RECORD EXCERPTS:
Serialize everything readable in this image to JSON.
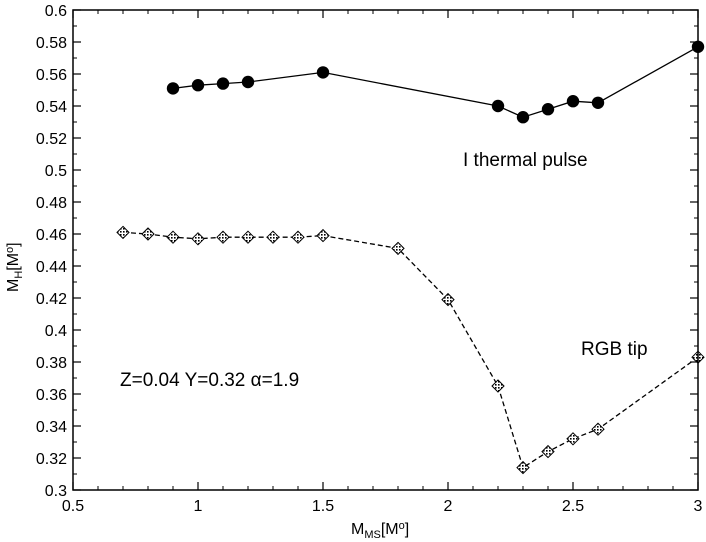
{
  "chart_data": {
    "type": "line",
    "xlim": [
      0.5,
      3.0
    ],
    "ylim": [
      0.3,
      0.6
    ],
    "x_ticks": [
      0.5,
      1,
      1.5,
      2,
      2.5,
      3
    ],
    "x_tick_labels": [
      "0.5",
      "1",
      "1.5",
      "2",
      "2.5",
      "3"
    ],
    "y_ticks": [
      0.3,
      0.32,
      0.34,
      0.36,
      0.38,
      0.4,
      0.42,
      0.44,
      0.46,
      0.48,
      0.5,
      0.52,
      0.54,
      0.56,
      0.58,
      0.6
    ],
    "y_tick_labels": [
      "0.3",
      "0.32",
      "0.34",
      "0.36",
      "0.38",
      "0.4",
      "0.42",
      "0.44",
      "0.46",
      "0.48",
      "0.5",
      "0.52",
      "0.54",
      "0.56",
      "0.58",
      "0.6"
    ],
    "xlabel": {
      "main": "M",
      "sub": "MS",
      "units_open": "[M",
      "units_sub": "o",
      "units_close": "]"
    },
    "ylabel": {
      "main": "M",
      "sub": "H",
      "units_open": "[M",
      "units_sub": "o",
      "units_close": "]"
    },
    "grid": false,
    "series": [
      {
        "name": "I thermal pulse",
        "style": "solid",
        "marker": "filled-circle",
        "color": "#000000",
        "x": [
          0.9,
          1.0,
          1.1,
          1.2,
          1.5,
          2.2,
          2.3,
          2.4,
          2.5,
          2.6,
          3.0
        ],
        "y": [
          0.551,
          0.553,
          0.554,
          0.555,
          0.561,
          0.54,
          0.533,
          0.538,
          0.543,
          0.542,
          0.577
        ]
      },
      {
        "name": "RGB tip",
        "style": "dashed",
        "marker": "hatched-diamond",
        "color": "#000000",
        "x": [
          0.7,
          0.8,
          0.9,
          1.0,
          1.1,
          1.2,
          1.3,
          1.4,
          1.5,
          1.8,
          2.0,
          2.2,
          2.3,
          2.4,
          2.5,
          2.6,
          3.0
        ],
        "y": [
          0.461,
          0.46,
          0.458,
          0.457,
          0.458,
          0.458,
          0.458,
          0.458,
          0.459,
          0.451,
          0.419,
          0.365,
          0.314,
          0.324,
          0.332,
          0.338,
          0.383
        ]
      }
    ],
    "annotations": {
      "thermal_pulse": "I thermal pulse",
      "rgb_tip": "RGB tip",
      "params": "Z=0.04 Y=0.32 α=1.9"
    }
  }
}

STATED PROBLEM:
Copy every line of the material in which the word "thermal" occurs.

TASK RESPONSE:
        "name": "I thermal pulse",
      "thermal_pulse": "I thermal pulse",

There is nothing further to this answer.